> [Trecho da página]
Consiste o stare decisis no prestígio que os julgadores emprestam às decisões anteriores, para destas tomarem um princípio, que norteará o julgamento do caso concreto. É uma homenagem ao estudo que já foi desenvolvido quando analisado caso similar, poupando os novos juízes de uma discussão bizantina, que em regra levaria ao mesmo resultado já apurado outrora pelos tribunais. Explica EDWARD D. RE, docente da St. John’s University, Nova Iorque, USA (8) que a mencionada doutrina, "cuja formulação é stare decisis et non quieta movere (mantenha-se a decisão e não se disturbe o que foi decidido) tem raízes na orientação do common law segundo a qual um princípio de direito deduzido através de uma decisão judicial será considerado e aplicado na solução de um caso semelhante no futuro. Na essência, esta orientação indica a probabilidade de que uma causa idêntica ou assemelhada que venha a surgir no futuro seja decidida da mesma maneira." (...) "É preciso compreender que o caso decidido, isto é, o precedente, é quase universalmente tratado como apenas um ponto de partida. Diz-se que o caso decidido estabelece um princípio, e ele é na verdade um principium, um começo, na verdadeira acepção etimológica da palavra. (...) Um princípio é uma suposição que não põe obstáculo a maiores indagações. Como ponto de partida, o Juiz no sistema do common law afirma a pertinência de um princípio extraído do precedente considerado pertinente. Ele, depois, trata de aplicá-lo moldando e adaptando aquele princípio de forma a alcançar a realidade da decisão do caso concreto que tem diante de si. O processo de aplicação, quer resulte numa expansão ou numa restrição do princípio, é mais do que apenas um verniz; representa a contribuição do Juiz para o desenvolvimento e evolução do direito".

Lamentavelmente, defeitos de comunicação têm feito grassar, entre nós, a idéia - falsa - de que o stare decisis, posto que originário de Estados adotantes do common law, dispensa a utilização de leis, restando satisfeito única e exclusivamente com o manejo dos precedentes judiciais. Em verdade, é posto em prática todo um ritual de julgamento e de subsunção do caso concreto ao direito aplicado. Explica EDWARD D. RE (9), que manejando um precedente, é dever do jurista determinar a autoridade do precedente. Assim, deverá perquirir se ele é vinculativo ou meramente persuasivo . No primeiro caso, será aplicado e definirá o caso em julgamento. Se, pelo inverso, for somente persuasivo, desfia toda uma gama de outros elementos, que, em conjunto, definirão a aplicação e a extensão do precedente.

> [Exercício escrito 1] Transcreva fielmente as linhas dos dados, desde a que contém "List UI elements" até a que contém "- fav-computer-row[interactable]: Этот", incluindo ambas.
As linhas de dados a seguir não têm relação alguma com o trecho sobre o stare decisis.

> [Dados]
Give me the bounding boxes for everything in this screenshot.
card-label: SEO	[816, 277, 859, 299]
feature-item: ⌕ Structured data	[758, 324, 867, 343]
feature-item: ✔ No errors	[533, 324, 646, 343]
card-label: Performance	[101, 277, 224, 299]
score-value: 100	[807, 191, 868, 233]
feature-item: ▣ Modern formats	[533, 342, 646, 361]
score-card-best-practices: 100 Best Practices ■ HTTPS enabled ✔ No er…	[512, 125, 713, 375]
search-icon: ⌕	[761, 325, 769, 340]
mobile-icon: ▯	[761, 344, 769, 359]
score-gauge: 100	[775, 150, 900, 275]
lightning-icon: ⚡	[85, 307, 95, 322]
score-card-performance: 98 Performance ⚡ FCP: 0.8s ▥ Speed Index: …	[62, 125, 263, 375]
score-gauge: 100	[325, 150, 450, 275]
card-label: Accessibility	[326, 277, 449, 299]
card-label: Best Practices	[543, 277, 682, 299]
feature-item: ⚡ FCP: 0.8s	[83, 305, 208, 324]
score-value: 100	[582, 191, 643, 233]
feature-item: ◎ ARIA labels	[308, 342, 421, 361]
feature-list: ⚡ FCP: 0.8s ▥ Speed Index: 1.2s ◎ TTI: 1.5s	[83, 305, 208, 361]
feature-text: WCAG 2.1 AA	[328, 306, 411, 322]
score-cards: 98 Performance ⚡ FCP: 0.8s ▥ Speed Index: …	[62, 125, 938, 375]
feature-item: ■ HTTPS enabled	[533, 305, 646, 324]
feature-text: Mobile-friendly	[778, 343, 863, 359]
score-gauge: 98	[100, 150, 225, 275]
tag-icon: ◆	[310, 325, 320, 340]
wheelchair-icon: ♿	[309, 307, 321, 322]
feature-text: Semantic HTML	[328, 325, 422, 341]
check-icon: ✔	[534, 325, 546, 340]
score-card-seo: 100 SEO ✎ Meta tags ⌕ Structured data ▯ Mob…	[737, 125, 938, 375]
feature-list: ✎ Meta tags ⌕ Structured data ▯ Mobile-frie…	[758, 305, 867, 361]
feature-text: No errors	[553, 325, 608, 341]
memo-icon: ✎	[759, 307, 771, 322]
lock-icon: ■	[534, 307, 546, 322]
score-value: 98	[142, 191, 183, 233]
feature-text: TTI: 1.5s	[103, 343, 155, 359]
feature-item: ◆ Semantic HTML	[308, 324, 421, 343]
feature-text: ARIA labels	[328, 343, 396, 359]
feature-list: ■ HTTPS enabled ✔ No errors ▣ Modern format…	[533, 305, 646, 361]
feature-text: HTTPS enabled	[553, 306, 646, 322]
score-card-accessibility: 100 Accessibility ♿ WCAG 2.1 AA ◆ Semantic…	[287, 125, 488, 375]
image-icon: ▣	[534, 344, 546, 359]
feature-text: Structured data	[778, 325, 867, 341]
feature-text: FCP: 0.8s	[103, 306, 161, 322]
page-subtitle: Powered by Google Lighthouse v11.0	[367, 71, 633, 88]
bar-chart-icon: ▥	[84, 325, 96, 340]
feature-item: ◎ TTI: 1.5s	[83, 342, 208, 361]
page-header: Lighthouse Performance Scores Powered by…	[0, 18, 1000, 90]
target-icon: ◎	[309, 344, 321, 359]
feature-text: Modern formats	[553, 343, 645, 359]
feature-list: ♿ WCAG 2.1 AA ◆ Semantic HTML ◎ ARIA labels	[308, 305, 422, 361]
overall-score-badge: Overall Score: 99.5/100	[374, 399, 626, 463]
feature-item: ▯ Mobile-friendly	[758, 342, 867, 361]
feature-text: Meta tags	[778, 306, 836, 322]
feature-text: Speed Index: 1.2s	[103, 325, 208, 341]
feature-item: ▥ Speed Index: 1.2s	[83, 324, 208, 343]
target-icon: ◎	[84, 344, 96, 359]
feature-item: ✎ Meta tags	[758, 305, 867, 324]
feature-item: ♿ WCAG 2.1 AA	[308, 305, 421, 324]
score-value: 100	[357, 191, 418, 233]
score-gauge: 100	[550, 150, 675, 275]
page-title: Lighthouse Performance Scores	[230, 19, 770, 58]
--
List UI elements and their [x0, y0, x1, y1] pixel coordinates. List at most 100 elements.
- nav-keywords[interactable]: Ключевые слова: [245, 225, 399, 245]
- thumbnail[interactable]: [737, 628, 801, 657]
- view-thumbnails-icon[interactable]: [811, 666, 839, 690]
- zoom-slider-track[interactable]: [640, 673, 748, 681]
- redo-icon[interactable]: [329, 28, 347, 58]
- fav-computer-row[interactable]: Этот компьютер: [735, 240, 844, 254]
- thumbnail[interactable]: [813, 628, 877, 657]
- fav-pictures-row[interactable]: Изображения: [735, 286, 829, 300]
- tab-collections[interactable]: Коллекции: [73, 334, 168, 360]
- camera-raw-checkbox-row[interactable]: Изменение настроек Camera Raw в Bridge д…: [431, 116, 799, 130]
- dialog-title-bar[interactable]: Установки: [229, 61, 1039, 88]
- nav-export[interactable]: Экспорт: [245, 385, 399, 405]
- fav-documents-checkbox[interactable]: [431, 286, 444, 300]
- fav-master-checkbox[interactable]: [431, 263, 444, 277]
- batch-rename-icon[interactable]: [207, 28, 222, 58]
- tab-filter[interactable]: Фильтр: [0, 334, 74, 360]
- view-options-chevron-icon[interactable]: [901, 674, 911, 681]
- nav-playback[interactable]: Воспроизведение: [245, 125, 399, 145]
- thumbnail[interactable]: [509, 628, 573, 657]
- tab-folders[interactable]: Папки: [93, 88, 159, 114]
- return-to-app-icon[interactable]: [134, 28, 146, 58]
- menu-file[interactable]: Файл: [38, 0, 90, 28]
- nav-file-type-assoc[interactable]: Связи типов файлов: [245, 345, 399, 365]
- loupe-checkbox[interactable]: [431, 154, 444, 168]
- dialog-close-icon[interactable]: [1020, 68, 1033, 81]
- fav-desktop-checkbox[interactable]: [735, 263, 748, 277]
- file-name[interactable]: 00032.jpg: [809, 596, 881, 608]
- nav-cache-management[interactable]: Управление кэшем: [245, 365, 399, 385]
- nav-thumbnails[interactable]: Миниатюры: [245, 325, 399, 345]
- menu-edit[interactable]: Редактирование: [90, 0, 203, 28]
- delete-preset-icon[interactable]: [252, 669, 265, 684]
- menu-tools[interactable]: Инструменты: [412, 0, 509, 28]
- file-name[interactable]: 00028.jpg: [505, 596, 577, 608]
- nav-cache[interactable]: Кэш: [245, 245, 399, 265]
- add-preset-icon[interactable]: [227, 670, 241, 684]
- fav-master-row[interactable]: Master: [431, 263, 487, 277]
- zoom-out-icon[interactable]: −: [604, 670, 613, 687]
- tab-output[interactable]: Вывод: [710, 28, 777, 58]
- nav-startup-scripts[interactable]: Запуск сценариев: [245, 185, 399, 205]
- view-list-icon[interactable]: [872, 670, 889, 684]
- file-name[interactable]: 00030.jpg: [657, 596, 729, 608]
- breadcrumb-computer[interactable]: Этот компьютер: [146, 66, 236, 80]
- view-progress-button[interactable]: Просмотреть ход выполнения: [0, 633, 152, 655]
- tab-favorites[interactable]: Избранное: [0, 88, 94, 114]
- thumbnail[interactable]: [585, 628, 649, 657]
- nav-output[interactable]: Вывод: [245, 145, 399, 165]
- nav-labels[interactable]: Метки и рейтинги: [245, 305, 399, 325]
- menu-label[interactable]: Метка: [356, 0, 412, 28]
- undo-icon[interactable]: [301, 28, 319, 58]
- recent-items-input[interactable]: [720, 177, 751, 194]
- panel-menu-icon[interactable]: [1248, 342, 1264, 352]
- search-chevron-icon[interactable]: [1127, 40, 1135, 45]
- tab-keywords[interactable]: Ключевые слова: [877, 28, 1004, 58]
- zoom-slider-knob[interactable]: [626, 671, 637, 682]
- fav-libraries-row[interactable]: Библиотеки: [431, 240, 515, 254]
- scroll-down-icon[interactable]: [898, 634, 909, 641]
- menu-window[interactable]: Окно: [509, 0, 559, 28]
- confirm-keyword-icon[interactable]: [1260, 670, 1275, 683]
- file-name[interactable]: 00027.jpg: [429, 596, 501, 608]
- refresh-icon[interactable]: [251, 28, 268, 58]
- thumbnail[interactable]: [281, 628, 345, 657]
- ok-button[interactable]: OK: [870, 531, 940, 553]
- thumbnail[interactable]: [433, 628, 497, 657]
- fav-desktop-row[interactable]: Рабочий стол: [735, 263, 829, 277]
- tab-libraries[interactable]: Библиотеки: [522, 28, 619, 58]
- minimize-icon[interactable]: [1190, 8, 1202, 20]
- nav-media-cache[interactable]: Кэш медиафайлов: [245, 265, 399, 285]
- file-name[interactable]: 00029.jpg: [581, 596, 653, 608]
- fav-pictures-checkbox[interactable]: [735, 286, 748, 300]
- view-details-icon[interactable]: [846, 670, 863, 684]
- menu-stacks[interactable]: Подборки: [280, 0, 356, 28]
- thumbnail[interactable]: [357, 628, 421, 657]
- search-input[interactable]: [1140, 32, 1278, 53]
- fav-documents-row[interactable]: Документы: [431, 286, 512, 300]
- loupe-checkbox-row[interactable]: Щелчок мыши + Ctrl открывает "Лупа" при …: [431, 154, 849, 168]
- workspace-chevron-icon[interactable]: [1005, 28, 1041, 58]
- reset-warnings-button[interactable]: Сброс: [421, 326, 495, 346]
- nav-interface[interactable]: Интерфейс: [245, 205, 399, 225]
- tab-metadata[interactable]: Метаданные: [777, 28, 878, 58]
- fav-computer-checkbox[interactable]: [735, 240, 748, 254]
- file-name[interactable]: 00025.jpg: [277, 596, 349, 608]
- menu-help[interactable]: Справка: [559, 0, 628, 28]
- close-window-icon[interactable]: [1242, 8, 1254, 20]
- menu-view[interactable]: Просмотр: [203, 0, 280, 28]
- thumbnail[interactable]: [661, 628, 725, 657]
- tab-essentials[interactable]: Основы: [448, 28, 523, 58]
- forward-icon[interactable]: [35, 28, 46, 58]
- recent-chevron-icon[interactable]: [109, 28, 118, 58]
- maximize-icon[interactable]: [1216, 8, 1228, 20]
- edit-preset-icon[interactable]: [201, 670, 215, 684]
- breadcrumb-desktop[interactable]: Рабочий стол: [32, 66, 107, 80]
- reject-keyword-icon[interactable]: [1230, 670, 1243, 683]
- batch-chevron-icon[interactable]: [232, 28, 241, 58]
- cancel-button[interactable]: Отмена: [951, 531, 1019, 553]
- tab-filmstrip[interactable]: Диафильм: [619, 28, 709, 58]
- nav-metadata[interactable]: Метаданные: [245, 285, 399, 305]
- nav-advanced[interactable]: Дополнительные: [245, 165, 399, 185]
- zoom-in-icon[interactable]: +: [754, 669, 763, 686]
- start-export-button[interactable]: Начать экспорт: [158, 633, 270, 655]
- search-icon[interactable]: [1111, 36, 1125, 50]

> [Exercício escrito 2] Reproduza sem alterações tudo o que vai de "Lamentavelmente, defeitos de" até "extensão do precedente." no trecho sobre o stare decisis.

> [Resposta 1]
List UI elements and their [x0, y0, x1, y1] pixel coordinates. List at most 100 elements.
- nav-keywords[interactable]: Ключевые слова: [245, 225, 399, 245]
- thumbnail[interactable]: [737, 628, 801, 657]
- view-thumbnails-icon[interactable]: [811, 666, 839, 690]
- zoom-slider-track[interactable]: [640, 673, 748, 681]
- redo-icon[interactable]: [329, 28, 347, 58]
- fav-computer-row[interactable]: Этот компьютер: [735, 240, 844, 254]

> [Resposta 2]
Lamentavelmente, defeitos de comunicação têm feito grassar, entre nós, a idéia - falsa - de que o stare decisis, posto que originário de Estados adotantes do common law, dispensa a utilização de leis, restando satisfeito única e exclusivamente com o manejo dos precedentes judiciais. Em verdade, é posto em prática todo um ritual de julgamento e de subsunção do caso concreto ao direito aplicado. Explica EDWARD D. RE (9), que manejando um precedente, é dever do jurista determinar a autoridade do precedente. Assim, deverá perquirir se ele é vinculativo ou meramente persuasivo . No primeiro caso, será aplicado e definirá o caso em julgamento. Se, pelo inverso, for somente persuasivo, desfia toda uma gama de outros elementos, que, em conjunto, definirão a aplicação e a extensão do precedente.